● **Data supplied**
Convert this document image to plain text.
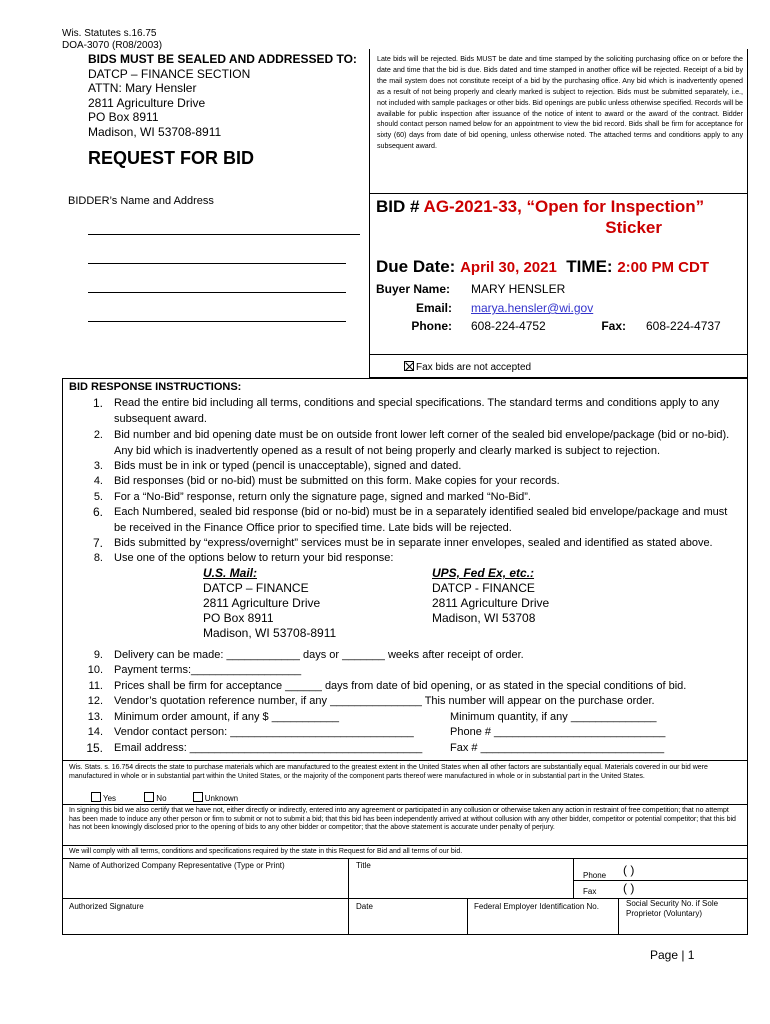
Wis. Statutes s.16.75
DOA-3070 (R08/2003)
BIDS MUST BE SEALED AND ADDRESSED TO:
DATCP – FINANCE SECTION
ATTN: Mary Hensler
2811 Agriculture Drive
PO Box 8911
Madison, WI 53708-8911
REQUEST FOR BID
Late bids will be rejected. Bids MUST be date and time stamped by the soliciting purchasing office on or before the date and time that the bid is due. Bids dated and time stamped in another office will be rejected. Receipt of a bid by the mail system does not constitute receipt of a bid by the purchasing office. Any bid which is inadvertently opened as a result of not being properly and clearly marked is subject to rejection. Bids must be submitted separately, i.e., not included with sample packages or other bids. Bid openings are public unless otherwise specified. Records will be available for public inspection after issuance of the notice of intent to award or the award of the contract. Bidder should contact person named below for an appointment to view the bid record. Bids shall be firm for acceptance for sixty (60) days from date of bid opening, unless otherwise noted. The attached terms and conditions apply to any subsequent award.
BIDDER’s Name and Address	BID # AG-2021-33, “Open for Inspection”
Sticker
Due Date: April 30, 2021 TIME: 2:00 PM CDT
Buyer Name: MARY HENSLER
Email: marya.hensler@wi.gov
Phone: 608-224-4752	Fax: 608-224-4737
Fax bids are not accepted
BID RESPONSE INSTRUCTIONS:
1. Read the entire bid including all terms, conditions and special specifications. The standard terms and conditions apply to any
subsequent award.
2. Bid number and bid opening date must be on outside front lower left corner of the sealed bid envelope/package (bid or no-bid).
Any bid which is inadvertently opened as a result of not being properly and clearly marked is subject to rejection.
3. Bids must be in ink or typed (pencil is unacceptable), signed and dated.
4. Bid responses (bid or no-bid) must be submitted on this form. Make copies for your records.
5. For a “No-Bid” response, return only the signature page, signed and marked “No-Bid”.
6. Each Numbered, sealed bid response (bid or no-bid) must be in a separately identified sealed bid envelope/package and must
be received in the Finance Office prior to specified time. Late bids will be rejected.
7. Bids submitted by “express/overnight” services must be in separate inner envelopes, sealed and identified as stated above.
8. Use one of the options below to return your bid response:
U.S. Mail:
DATCP – FINANCE
2811 Agriculture Drive
PO Box 8911
Madison, WI 53708-8911
UPS, Fed Ex, etc.:
DATCP - FINANCE
2811 Agriculture Drive
Madison, WI 53708
9. Delivery can be made: ____________ days or _______ weeks after receipt of order.
10. Payment terms:__________________
11. Prices shall be firm for acceptance ______ days from date of bid opening, or as stated in the special conditions of bid.
12. Vendor’s quotation reference number, if any _______________ This number will appear on the purchase order.
13. Minimum order amount, if any $ ___________	Minimum quantity, if any ______________
14. Vendor contact person: ______________________________	Phone # ____________________________
15. Email address: ______________________________________	Fax # ______________________________
Wis. Stats. s. 16.754 directs the state to purchase materials which are manufactured to the greatest extent in the United States when all other factors are substantially equal. Materials covered in our bid were manufactured in whole or in substantial part within the United States, or the majority of the component parts thereof were manufactured in whole or in substantial part in the United States.
Yes	No	Unknown
In signing this bid we also certify that we have not, either directly or indirectly, entered into any agreement or participated in any collusion or otherwise taken any action in restraint of free competition; that no attempt has been made to induce any other person or firm to submit or not to submit a bid; that this bid has been independently arrived at without collusion with any other bidder, competitor or potential competitor; that this bid has not been knowingly disclosed prior to the opening of bids to any other bidder or competitor; that the above statement is accurate under penalty of perjury.
We will comply with all terms, conditions and specifications required by the state in this Request for Bid and all terms of our bid.
Name of Authorized Company Representative (Type or Print)	Title
Phone ( )
Fax ( )
Authorized Signature	Date	Federal Employer Identification No.	Social Security No. if Sole Proprietor (Voluntary)
Page | 1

● **Set exercise**
Search the data above for lines holding "order" and copy each of them.

● **Expected answer**
9. Delivery can be made: ____________ days or _______ weeks after receipt of order.
12. Vendor’s quotation reference number, if any _______________ This number will appear on the purchase order.
13. Minimum order amount, if any $ ___________	Minimum quantity, if any ______________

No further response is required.